= Your goal =
Gather, from the data below, each line in which the word "由图示可知" occurs.

= Data for processing =
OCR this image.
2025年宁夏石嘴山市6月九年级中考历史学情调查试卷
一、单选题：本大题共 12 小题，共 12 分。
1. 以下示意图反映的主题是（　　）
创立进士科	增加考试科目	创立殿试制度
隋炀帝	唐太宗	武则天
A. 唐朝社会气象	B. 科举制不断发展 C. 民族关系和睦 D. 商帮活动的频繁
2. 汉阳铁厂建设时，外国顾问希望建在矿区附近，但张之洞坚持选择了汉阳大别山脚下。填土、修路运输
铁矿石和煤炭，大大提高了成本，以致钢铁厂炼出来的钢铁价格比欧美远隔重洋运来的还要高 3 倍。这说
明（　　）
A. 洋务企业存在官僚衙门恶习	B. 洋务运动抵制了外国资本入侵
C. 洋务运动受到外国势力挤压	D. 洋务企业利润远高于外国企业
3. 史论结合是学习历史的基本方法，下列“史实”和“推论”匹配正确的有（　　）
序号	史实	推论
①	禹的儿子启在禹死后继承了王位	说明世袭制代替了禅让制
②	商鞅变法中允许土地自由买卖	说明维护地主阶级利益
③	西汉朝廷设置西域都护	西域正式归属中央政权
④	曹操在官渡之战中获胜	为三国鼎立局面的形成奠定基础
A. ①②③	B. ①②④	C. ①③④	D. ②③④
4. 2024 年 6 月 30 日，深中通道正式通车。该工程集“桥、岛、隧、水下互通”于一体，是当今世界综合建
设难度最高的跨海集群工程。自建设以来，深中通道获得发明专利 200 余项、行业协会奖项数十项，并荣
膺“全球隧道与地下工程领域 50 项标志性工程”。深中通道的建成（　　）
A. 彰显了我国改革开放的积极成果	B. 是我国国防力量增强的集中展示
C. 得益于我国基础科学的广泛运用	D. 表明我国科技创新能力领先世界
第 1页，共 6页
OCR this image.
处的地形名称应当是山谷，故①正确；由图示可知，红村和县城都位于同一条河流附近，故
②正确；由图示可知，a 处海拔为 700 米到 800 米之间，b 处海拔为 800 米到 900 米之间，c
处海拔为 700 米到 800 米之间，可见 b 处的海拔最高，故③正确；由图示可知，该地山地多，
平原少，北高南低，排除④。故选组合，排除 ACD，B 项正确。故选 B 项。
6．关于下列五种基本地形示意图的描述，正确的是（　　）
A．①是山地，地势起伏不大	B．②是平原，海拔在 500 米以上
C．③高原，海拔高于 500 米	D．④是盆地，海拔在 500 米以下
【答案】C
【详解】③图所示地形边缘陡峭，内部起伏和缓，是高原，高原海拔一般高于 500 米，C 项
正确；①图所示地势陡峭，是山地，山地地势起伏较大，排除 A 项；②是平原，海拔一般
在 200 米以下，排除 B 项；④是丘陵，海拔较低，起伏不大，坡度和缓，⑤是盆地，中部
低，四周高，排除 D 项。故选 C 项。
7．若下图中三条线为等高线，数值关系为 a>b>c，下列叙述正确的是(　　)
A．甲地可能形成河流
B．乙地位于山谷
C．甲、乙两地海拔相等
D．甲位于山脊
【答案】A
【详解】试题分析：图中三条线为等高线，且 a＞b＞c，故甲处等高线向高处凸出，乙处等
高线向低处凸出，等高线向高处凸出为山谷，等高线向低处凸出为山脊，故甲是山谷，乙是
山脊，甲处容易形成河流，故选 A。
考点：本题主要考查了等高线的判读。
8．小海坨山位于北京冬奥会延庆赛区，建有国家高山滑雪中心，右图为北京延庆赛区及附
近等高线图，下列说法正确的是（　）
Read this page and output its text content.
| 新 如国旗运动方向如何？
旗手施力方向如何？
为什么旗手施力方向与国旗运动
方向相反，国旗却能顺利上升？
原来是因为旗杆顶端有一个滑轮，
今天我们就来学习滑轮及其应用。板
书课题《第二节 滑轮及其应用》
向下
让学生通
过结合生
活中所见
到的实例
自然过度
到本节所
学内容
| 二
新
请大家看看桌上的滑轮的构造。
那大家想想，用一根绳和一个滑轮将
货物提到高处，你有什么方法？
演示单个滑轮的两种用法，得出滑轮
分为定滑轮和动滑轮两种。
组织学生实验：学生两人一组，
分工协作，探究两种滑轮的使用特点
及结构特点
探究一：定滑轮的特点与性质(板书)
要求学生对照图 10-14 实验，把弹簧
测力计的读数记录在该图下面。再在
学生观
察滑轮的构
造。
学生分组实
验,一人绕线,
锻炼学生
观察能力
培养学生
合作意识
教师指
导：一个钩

= The completed task =
处的地形名称应当是山谷，故①正确；由图示可知，红村和县城都位于同一条河流附近，故
②正确；由图示可知，a 处海拔为 700 米到 800 米之间，b 处海拔为 800 米到 900 米之间，c
处海拔为 700 米到 800 米之间，可见 b 处的海拔最高，故③正确；由图示可知，该地山地多，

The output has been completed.